[Page transcription records]
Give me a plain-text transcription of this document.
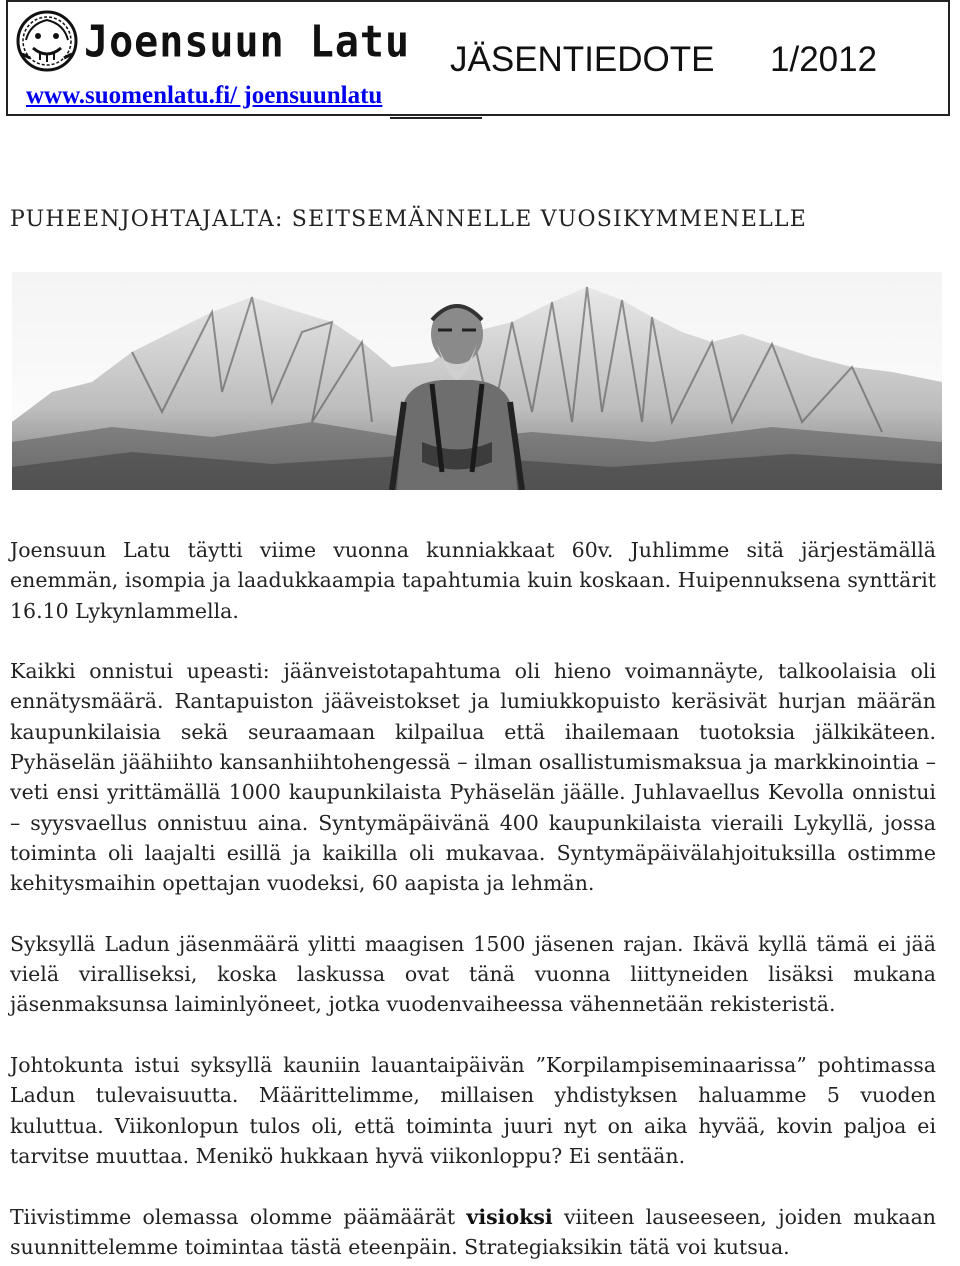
Joensuun Latu
www.suomenlatu.fi/ joensuunlatu
JÄSENTIEDOTE 1/2012
PUHEENJOHTAJALTA: SEITSEMÄNNELLE VUOSIKYMMENELLE

Joensuun Latu täytti viime vuonna kunniakkaat 60v. Juhlimme sitä järjestämällä enemmän, isompia ja laadukkaampia tapahtumia kuin koskaan. Huipennuksena synttärit 16.10 Lykynlammella.

Kaikki onnistui upeasti: jäänveistotapahtuma oli hieno voimannäyte, talkoolaisia oli ennätysmäärä. Rantapuiston jääveistokset ja lumiukkopuisto keräsivät hurjan määrän kaupunkilaisia sekä seuraamaan kilpailua että ihailemaan tuotoksia jälkikäteen. Pyhäselän jäähiihto kansanhiihtohengessä – ilman osallistumismaksua ja markkinointia – veti ensi yrittämällä 1000 kaupunkilaista Pyhäselän jäälle. Juhlavaellus Kevolla onnistui – syysvaellus onnistuu aina. Syntymäpäivänä 400 kaupunkilaista vieraili Lykyllä, jossa toiminta oli laajalti esillä ja kaikilla oli mukavaa. Syntymäpäivälahjoituksilla ostimme kehitysmaihin opettajan vuodeksi, 60 aapista ja lehmän.

Syksyllä Ladun jäsenmäärä ylitti maagisen 1500 jäsenen rajan. Ikävä kyllä tämä ei jää vielä viralliseksi, koska laskussa ovat tänä vuonna liittyneiden lisäksi mukana jäsenmaksunsa laiminlyöneet, jotka vuodenvaiheessa vähennetään rekisteristä.

Johtokunta istui syksyllä kauniin lauantaipäivän ”Korpilampiseminaarissa” pohtimassa Ladun tulevaisuutta. Määrittelimme, millaisen yhdistyksen haluamme 5 vuoden kuluttua. Viikonlopun tulos oli, että toiminta juuri nyt on aika hyvää, kovin paljoa ei tarvitse muuttaa. Menikö hukkaan hyvä viikonloppu? Ei sentään.

Tiivistimme olemassa olomme päämäärät visioksi viiteen lauseeseen, joiden mukaan suunnittelemme toimintaa tästä eteenpäin. Strategiaksikin tätä voi kutsua.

(Directions): Excluding the pictures, reproduce every entry exactly as given.

(Finished task):
Give me a plain-text transcription of this document.
Joensuun Latu
www.suomenlatu.fi/ joensuunlatu
JÄSENTIEDOTE 1/2012
PUHEENJOHTAJALTA: SEITSEMÄNNELLE VUOSIKYMMENELLE

Joensuun Latu täytti viime vuonna kunniakkaat 60v. Juhlimme sitä järjestämällä enemmän, isompia ja laadukkaampia tapahtumia kuin koskaan. Huipennuksena synttärit 16.10 Lykynlammella.

Kaikki onnistui upeasti: jäänveistotapahtuma oli hieno voimannäyte, talkoolaisia oli ennätysmäärä. Rantapuiston jääveistokset ja lumiukkopuisto keräsivät hurjan määrän kaupunkilaisia sekä seuraamaan kilpailua että ihailemaan tuotoksia jälkikäteen. Pyhäselän jäähiihto kansanhiihtohengessä – ilman osallistumismaksua ja markkinointia – veti ensi yrittämällä 1000 kaupunkilaista Pyhäselän jäälle. Juhlavaellus Kevolla onnistui – syysvaellus onnistuu aina. Syntymäpäivänä 400 kaupunkilaista vieraili Lykyllä, jossa toiminta oli laajalti esillä ja kaikilla oli mukavaa. Syntymäpäivälahjoituksilla ostimme kehitysmaihin opettajan vuodeksi, 60 aapista ja lehmän.

Syksyllä Ladun jäsenmäärä ylitti maagisen 1500 jäsenen rajan. Ikävä kyllä tämä ei jää vielä viralliseksi, koska laskussa ovat tänä vuonna liittyneiden lisäksi mukana jäsenmaksunsa laiminlyöneet, jotka vuodenvaiheessa vähennetään rekisteristä.

Johtokunta istui syksyllä kauniin lauantaipäivän ”Korpilampiseminaarissa” pohtimassa Ladun tulevaisuutta. Määrittelimme, millaisen yhdistyksen haluamme 5 vuoden kuluttua. Viikonlopun tulos oli, että toiminta juuri nyt on aika hyvää, kovin paljoa ei tarvitse muuttaa. Menikö hukkaan hyvä viikonloppu? Ei sentään.

Tiivistimme olemassa olomme päämäärät visioksi viiteen lauseeseen, joiden mukaan suunnittelemme toimintaa tästä eteenpäin. Strategiaksikin tätä voi kutsua.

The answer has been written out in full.